**Short task**
Please express the data as a JSON list of strings, starting at its first line and ending at the line that contains "data-point [322, 17, 334, 29]". Give one string per line and leave out blank lines.

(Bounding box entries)
------------------------------------
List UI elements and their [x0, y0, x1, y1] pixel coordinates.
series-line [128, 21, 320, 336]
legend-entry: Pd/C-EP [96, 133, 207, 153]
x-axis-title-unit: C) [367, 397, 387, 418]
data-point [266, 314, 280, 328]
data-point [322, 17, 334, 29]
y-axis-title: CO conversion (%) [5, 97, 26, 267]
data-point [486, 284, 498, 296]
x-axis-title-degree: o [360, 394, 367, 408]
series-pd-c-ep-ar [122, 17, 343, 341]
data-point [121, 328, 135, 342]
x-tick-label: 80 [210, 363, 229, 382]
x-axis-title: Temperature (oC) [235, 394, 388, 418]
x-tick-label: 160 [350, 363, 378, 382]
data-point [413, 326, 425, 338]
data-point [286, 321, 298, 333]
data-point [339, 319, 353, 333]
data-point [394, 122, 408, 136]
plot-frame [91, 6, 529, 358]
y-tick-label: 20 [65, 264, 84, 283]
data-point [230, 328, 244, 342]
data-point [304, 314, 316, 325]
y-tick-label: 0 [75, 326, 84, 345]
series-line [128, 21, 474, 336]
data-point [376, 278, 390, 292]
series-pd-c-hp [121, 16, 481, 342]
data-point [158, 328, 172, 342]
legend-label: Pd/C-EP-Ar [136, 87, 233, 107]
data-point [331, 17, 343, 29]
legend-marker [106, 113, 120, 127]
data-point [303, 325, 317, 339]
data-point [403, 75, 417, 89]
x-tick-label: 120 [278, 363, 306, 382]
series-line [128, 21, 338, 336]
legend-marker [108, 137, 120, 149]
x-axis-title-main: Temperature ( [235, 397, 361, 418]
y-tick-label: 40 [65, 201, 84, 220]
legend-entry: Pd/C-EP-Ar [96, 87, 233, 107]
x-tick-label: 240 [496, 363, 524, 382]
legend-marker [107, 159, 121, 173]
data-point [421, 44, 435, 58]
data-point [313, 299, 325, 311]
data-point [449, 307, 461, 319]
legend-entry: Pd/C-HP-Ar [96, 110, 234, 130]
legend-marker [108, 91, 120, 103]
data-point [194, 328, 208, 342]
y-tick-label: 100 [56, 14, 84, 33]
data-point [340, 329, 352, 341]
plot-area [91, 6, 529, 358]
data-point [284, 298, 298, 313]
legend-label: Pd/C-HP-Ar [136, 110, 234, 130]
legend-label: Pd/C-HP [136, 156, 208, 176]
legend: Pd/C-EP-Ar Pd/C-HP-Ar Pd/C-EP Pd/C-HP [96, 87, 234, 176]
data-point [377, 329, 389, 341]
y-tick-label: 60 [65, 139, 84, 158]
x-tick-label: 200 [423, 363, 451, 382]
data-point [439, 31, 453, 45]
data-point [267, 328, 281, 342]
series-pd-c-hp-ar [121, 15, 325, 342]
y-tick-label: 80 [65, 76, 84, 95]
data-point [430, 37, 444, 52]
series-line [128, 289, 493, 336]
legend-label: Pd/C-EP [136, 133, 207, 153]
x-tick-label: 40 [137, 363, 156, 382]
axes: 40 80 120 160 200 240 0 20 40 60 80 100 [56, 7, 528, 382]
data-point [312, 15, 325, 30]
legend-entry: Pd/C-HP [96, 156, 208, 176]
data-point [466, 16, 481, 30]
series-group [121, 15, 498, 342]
------------------------------------
**Task answer**
[
  "List UI elements and their [x0, y0, x1, y1] pixel coordinates.",
  "series-line [128, 21, 320, 336]",
  "legend-entry: Pd/C-EP [96, 133, 207, 153]",
  "x-axis-title-unit: C) [367, 397, 387, 418]",
  "data-point [266, 314, 280, 328]",
  "data-point [322, 17, 334, 29]"
]